Data listing:
■ ■ ■ ■ ■

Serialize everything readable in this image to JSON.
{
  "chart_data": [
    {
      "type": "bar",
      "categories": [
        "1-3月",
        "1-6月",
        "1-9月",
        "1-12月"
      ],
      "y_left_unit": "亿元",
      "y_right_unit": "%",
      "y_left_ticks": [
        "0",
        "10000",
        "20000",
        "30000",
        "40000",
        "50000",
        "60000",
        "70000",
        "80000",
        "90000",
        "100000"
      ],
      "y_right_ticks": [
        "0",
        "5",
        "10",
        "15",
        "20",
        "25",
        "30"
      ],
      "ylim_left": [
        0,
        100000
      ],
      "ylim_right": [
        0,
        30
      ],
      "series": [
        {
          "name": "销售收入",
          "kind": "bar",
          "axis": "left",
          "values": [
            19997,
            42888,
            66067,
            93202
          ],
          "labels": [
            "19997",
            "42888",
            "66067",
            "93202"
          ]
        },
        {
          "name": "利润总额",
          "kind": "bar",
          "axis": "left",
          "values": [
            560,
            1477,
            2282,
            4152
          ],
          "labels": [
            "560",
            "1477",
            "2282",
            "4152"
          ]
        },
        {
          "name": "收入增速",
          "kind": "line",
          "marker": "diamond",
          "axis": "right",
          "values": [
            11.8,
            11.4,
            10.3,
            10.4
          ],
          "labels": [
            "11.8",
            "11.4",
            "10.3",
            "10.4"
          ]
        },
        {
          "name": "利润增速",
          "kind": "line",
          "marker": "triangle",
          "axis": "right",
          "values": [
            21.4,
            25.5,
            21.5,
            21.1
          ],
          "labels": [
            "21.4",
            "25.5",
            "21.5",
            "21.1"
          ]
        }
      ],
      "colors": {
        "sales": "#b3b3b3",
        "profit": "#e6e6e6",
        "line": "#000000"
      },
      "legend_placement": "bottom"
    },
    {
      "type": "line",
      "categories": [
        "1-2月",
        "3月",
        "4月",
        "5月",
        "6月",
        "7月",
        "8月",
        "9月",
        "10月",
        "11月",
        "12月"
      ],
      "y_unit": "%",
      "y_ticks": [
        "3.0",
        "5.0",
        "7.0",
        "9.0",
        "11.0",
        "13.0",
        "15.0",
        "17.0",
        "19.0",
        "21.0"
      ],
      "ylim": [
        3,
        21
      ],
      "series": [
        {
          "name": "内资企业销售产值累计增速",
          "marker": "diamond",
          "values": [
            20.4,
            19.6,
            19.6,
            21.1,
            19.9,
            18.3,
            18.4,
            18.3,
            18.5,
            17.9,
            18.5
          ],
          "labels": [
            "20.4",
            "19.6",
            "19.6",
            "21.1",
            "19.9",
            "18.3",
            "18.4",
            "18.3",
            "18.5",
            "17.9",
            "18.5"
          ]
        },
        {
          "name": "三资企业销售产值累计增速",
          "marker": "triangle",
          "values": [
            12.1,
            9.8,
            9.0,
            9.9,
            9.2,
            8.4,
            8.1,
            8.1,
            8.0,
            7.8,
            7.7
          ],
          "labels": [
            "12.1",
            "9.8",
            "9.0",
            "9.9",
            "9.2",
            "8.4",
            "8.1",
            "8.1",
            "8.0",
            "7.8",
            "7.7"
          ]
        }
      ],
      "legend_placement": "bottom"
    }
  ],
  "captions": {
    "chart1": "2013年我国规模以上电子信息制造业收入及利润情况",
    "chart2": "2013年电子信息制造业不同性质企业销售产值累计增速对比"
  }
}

■ ■ ■ ■ ■

Produce an exact copy of all the records.

| Exercise answer |
Serialize everything readable in this image to JSON.
{
  "chart_data": [
    {
      "type": "bar",
      "categories": [
        "1-3月",
        "1-6月",
        "1-9月",
        "1-12月"
      ],
      "y_left_unit": "亿元",
      "y_right_unit": "%",
      "y_left_ticks": [
        "0",
        "10000",
        "20000",
        "30000",
        "40000",
        "50000",
        "60000",
        "70000",
        "80000",
        "90000",
        "100000"
      ],
      "y_right_ticks": [
        "0",
        "5",
        "10",
        "15",
        "20",
        "25",
        "30"
      ],
      "ylim_left": [
        0,
        100000
      ],
      "ylim_right": [
        0,
        30
      ],
      "series": [
        {
          "name": "销售收入",
          "kind": "bar",
          "axis": "left",
          "values": [
            19997,
            42888,
            66067,
            93202
          ],
          "labels": [
            "19997",
            "42888",
            "66067",
            "93202"
          ]
        },
        {
          "name": "利润总额",
          "kind": "bar",
          "axis": "left",
          "values": [
            560,
            1477,
            2282,
            4152
          ],
          "labels": [
            "560",
            "1477",
            "2282",
            "4152"
          ]
        },
        {
          "name": "收入增速",
          "kind": "line",
          "marker": "diamond",
          "axis": "right",
          "values": [
            11.8,
            11.4,
            10.3,
            10.4
          ],
          "labels": [
            "11.8",
            "11.4",
            "10.3",
            "10.4"
          ]
        },
        {
          "name": "利润增速",
          "kind": "line",
          "marker": "triangle",
          "axis": "right",
          "values": [
            21.4,
            25.5,
            21.5,
            21.1
          ],
          "labels": [
            "21.4",
            "25.5",
            "21.5",
            "21.1"
          ]
        }
      ],
      "colors": {
        "sales": "#b3b3b3",
        "profit": "#e6e6e6",
        "line": "#000000"
      },
      "legend_placement": "bottom"
    },
    {
      "type": "line",
      "categories": [
        "1-2月",
        "3月",
        "4月",
        "5月",
        "6月",
        "7月",
        "8月",
        "9月",
        "10月",
        "11月",
        "12月"
      ],
      "y_unit": "%",
      "y_ticks": [
        "3.0",
        "5.0",
        "7.0",
        "9.0",
        "11.0",
        "13.0",
        "15.0",
        "17.0",
        "19.0",
        "21.0"
      ],
      "ylim": [
        3,
        21
      ],
      "series": [
        {
          "name": "内资企业销售产值累计增速",
          "marker": "diamond",
          "values": [
            20.4,
            19.6,
            19.6,
            21.1,
            19.9,
            18.3,
            18.4,
            18.3,
            18.5,
            17.9,
            18.5
          ],
          "labels": [
            "20.4",
            "19.6",
            "19.6",
            "21.1",
            "19.9",
            "18.3",
            "18.4",
            "18.3",
            "18.5",
            "17.9",
            "18.5"
          ]
        },
        {
          "name": "三资企业销售产值累计增速",
          "marker": "triangle",
          "values": [
            12.1,
            9.8,
            9.0,
            9.9,
            9.2,
            8.4,
            8.1,
            8.1,
            8.0,
            7.8,
            7.7
          ],
          "labels": [
            "12.1",
            "9.8",
            "9.0",
            "9.9",
            "9.2",
            "8.4",
            "8.1",
            "8.1",
            "8.0",
            "7.8",
            "7.7"
          ]
        }
      ],
      "legend_placement": "bottom"
    }
  ],
  "captions": {
    "chart1": "2013年我国规模以上电子信息制造业收入及利润情况",
    "chart2": "2013年电子信息制造业不同性质企业销售产值累计增速对比"
  }
}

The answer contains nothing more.